◆ **Material shown**
##########
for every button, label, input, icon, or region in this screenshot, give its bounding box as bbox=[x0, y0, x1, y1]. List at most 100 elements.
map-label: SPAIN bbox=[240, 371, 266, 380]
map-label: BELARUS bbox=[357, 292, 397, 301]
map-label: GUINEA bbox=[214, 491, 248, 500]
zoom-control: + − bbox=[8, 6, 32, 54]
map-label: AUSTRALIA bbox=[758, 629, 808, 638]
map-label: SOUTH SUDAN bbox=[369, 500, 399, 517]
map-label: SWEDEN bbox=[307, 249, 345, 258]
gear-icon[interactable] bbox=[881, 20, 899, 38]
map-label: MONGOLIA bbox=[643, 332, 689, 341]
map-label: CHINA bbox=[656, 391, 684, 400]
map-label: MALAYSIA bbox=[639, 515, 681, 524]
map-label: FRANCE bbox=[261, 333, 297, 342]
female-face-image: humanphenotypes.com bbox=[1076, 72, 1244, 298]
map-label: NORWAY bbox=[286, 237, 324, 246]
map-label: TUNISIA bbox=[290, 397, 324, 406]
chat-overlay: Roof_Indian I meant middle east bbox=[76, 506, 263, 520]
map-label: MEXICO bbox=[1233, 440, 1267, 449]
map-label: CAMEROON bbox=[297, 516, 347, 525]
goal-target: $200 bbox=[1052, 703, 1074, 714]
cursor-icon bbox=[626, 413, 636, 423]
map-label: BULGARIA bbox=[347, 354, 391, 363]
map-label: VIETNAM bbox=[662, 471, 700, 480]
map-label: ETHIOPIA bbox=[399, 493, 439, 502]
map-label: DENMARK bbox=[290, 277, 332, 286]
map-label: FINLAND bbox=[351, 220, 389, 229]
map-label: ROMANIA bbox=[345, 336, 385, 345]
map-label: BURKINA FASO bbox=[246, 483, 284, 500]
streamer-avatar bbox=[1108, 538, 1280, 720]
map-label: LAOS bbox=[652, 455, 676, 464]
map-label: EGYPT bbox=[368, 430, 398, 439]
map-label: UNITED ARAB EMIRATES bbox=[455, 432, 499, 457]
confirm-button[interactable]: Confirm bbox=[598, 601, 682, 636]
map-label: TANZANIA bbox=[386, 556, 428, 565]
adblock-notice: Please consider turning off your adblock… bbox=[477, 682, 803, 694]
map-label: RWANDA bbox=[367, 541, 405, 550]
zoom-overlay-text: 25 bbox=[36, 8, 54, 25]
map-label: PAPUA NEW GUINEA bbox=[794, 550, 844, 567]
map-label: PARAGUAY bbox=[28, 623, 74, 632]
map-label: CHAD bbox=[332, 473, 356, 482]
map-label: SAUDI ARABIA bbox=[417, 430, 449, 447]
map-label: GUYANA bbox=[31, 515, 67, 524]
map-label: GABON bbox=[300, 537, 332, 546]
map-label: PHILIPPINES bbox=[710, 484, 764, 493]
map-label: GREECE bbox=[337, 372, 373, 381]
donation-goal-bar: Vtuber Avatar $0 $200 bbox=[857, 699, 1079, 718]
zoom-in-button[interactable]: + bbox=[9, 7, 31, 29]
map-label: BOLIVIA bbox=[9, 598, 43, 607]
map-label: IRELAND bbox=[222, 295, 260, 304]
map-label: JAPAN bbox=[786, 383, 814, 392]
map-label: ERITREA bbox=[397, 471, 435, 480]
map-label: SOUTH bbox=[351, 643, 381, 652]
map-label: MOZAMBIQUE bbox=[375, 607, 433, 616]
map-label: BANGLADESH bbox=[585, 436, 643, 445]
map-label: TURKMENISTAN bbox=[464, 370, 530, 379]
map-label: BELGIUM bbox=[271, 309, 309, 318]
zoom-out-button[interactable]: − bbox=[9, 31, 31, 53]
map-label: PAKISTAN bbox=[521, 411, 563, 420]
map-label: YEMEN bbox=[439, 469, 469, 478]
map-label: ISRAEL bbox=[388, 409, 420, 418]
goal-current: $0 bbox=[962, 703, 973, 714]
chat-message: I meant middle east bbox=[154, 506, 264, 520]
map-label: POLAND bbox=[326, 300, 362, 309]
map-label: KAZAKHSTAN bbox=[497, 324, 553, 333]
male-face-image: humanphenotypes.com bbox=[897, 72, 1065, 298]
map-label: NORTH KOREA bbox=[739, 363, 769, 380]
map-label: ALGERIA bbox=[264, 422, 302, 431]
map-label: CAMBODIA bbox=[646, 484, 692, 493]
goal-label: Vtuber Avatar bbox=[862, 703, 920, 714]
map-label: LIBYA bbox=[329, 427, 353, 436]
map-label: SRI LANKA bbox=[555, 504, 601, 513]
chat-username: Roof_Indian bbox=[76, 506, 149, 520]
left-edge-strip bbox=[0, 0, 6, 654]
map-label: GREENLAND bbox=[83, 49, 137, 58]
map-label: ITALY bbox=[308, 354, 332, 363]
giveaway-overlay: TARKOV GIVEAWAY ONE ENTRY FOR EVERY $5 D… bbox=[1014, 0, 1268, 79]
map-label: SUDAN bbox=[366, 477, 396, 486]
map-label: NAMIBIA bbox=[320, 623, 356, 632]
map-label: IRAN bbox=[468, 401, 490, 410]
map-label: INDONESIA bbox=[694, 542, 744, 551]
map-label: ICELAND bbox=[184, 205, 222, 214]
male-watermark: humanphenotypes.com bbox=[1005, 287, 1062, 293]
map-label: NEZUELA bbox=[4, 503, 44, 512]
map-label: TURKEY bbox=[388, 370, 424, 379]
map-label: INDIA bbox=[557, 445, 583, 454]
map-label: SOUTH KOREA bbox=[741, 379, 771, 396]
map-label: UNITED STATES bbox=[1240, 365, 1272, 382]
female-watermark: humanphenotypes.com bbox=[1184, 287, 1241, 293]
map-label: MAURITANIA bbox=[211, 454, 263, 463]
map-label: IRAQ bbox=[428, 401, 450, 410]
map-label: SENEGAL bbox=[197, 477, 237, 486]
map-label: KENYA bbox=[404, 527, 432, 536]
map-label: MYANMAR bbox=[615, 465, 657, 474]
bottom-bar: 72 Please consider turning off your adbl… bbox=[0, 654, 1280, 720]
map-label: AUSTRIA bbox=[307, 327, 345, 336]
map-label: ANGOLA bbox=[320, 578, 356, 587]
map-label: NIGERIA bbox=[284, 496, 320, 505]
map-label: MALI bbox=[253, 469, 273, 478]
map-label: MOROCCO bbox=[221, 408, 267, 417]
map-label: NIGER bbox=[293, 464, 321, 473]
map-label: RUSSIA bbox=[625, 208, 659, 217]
##########
◆ **Task statement**
Can you reproduce every item above, line for line, without changing anything?

◆ **Answer to this problem**
for every button, label, input, icon, or region in this screenshot, give its bounding box as bbox=[x0, y0, x1, y1]. List at most 100 elements.
map-label: SPAIN bbox=[240, 371, 266, 380]
map-label: BELARUS bbox=[357, 292, 397, 301]
map-label: GUINEA bbox=[214, 491, 248, 500]
zoom-control: + − bbox=[8, 6, 32, 54]
map-label: AUSTRALIA bbox=[758, 629, 808, 638]
map-label: SOUTH SUDAN bbox=[369, 500, 399, 517]
map-label: SWEDEN bbox=[307, 249, 345, 258]
gear-icon[interactable] bbox=[881, 20, 899, 38]
map-label: MONGOLIA bbox=[643, 332, 689, 341]
map-label: CHINA bbox=[656, 391, 684, 400]
map-label: MALAYSIA bbox=[639, 515, 681, 524]
map-label: FRANCE bbox=[261, 333, 297, 342]
female-face-image: humanphenotypes.com bbox=[1076, 72, 1244, 298]
map-label: NORWAY bbox=[286, 237, 324, 246]
map-label: TUNISIA bbox=[290, 397, 324, 406]
chat-overlay: Roof_Indian I meant middle east bbox=[76, 506, 263, 520]
map-label: MEXICO bbox=[1233, 440, 1267, 449]
map-label: CAMEROON bbox=[297, 516, 347, 525]
goal-target: $200 bbox=[1052, 703, 1074, 714]
cursor-icon bbox=[626, 413, 636, 423]
map-label: BULGARIA bbox=[347, 354, 391, 363]
map-label: VIETNAM bbox=[662, 471, 700, 480]
map-label: ETHIOPIA bbox=[399, 493, 439, 502]
map-label: DENMARK bbox=[290, 277, 332, 286]
map-label: FINLAND bbox=[351, 220, 389, 229]
map-label: ROMANIA bbox=[345, 336, 385, 345]
map-label: BURKINA FASO bbox=[246, 483, 284, 500]
streamer-avatar bbox=[1108, 538, 1280, 720]
map-label: LAOS bbox=[652, 455, 676, 464]
map-label: EGYPT bbox=[368, 430, 398, 439]
map-label: UNITED ARAB EMIRATES bbox=[455, 432, 499, 457]
confirm-button[interactable]: Confirm bbox=[598, 601, 682, 636]
map-label: TANZANIA bbox=[386, 556, 428, 565]
adblock-notice: Please consider turning off your adblock… bbox=[477, 682, 803, 694]
map-label: RWANDA bbox=[367, 541, 405, 550]
zoom-overlay-text: 25 bbox=[36, 8, 54, 25]
map-label: PAPUA NEW GUINEA bbox=[794, 550, 844, 567]
map-label: PARAGUAY bbox=[28, 623, 74, 632]
map-label: CHAD bbox=[332, 473, 356, 482]
map-label: SAUDI ARABIA bbox=[417, 430, 449, 447]
map-label: GUYANA bbox=[31, 515, 67, 524]
map-label: GABON bbox=[300, 537, 332, 546]
map-label: PHILIPPINES bbox=[710, 484, 764, 493]
map-label: GREECE bbox=[337, 372, 373, 381]
donation-goal-bar: Vtuber Avatar $0 $200 bbox=[857, 699, 1079, 718]
zoom-in-button[interactable]: + bbox=[9, 7, 31, 29]
map-label: BOLIVIA bbox=[9, 598, 43, 607]
map-label: IRELAND bbox=[222, 295, 260, 304]
map-label: JAPAN bbox=[786, 383, 814, 392]
map-label: ERITREA bbox=[397, 471, 435, 480]
map-label: SOUTH bbox=[351, 643, 381, 652]
map-label: MOZAMBIQUE bbox=[375, 607, 433, 616]
map-label: BANGLADESH bbox=[585, 436, 643, 445]
map-label: TURKMENISTAN bbox=[464, 370, 530, 379]
map-label: BELGIUM bbox=[271, 309, 309, 318]
zoom-out-button[interactable]: − bbox=[9, 31, 31, 53]
map-label: PAKISTAN bbox=[521, 411, 563, 420]
map-label: YEMEN bbox=[439, 469, 469, 478]
map-label: ISRAEL bbox=[388, 409, 420, 418]
goal-current: $0 bbox=[962, 703, 973, 714]
chat-message: I meant middle east bbox=[154, 506, 264, 520]
map-label: POLAND bbox=[326, 300, 362, 309]
map-label: KAZAKHSTAN bbox=[497, 324, 553, 333]
male-face-image: humanphenotypes.com bbox=[897, 72, 1065, 298]
map-label: NORTH KOREA bbox=[739, 363, 769, 380]
map-label: ALGERIA bbox=[264, 422, 302, 431]
map-label: CAMBODIA bbox=[646, 484, 692, 493]
goal-label: Vtuber Avatar bbox=[862, 703, 920, 714]
map-label: LIBYA bbox=[329, 427, 353, 436]
map-label: SRI LANKA bbox=[555, 504, 601, 513]
chat-username: Roof_Indian bbox=[76, 506, 149, 520]
left-edge-strip bbox=[0, 0, 6, 654]
map-label: GREENLAND bbox=[83, 49, 137, 58]
map-label: ITALY bbox=[308, 354, 332, 363]
giveaway-overlay: TARKOV GIVEAWAY ONE ENTRY FOR EVERY $5 D… bbox=[1014, 0, 1268, 79]
map-label: SUDAN bbox=[366, 477, 396, 486]
map-label: NAMIBIA bbox=[320, 623, 356, 632]
map-label: IRAN bbox=[468, 401, 490, 410]
map-label: INDONESIA bbox=[694, 542, 744, 551]
map-label: ICELAND bbox=[184, 205, 222, 214]
male-watermark: humanphenotypes.com bbox=[1005, 287, 1062, 293]
map-label: NEZUELA bbox=[4, 503, 44, 512]
map-label: TURKEY bbox=[388, 370, 424, 379]
map-label: INDIA bbox=[557, 445, 583, 454]
map-label: SOUTH KOREA bbox=[741, 379, 771, 396]
map-label: UNITED STATES bbox=[1240, 365, 1272, 382]
female-watermark: humanphenotypes.com bbox=[1184, 287, 1241, 293]
map-label: MAURITANIA bbox=[211, 454, 263, 463]
map-label: IRAQ bbox=[428, 401, 450, 410]
map-label: SENEGAL bbox=[197, 477, 237, 486]
map-label: KENYA bbox=[404, 527, 432, 536]
map-label: MYANMAR bbox=[615, 465, 657, 474]
bottom-bar: 72 Please consider turning off your adbl… bbox=[0, 654, 1280, 720]
map-label: AUSTRIA bbox=[307, 327, 345, 336]
map-label: ANGOLA bbox=[320, 578, 356, 587]
map-label: NIGERIA bbox=[284, 496, 320, 505]
map-label: MALI bbox=[253, 469, 273, 478]
map-label: MOROCCO bbox=[221, 408, 267, 417]
map-label: NIGER bbox=[293, 464, 321, 473]
map-label: RUSSIA bbox=[625, 208, 659, 217]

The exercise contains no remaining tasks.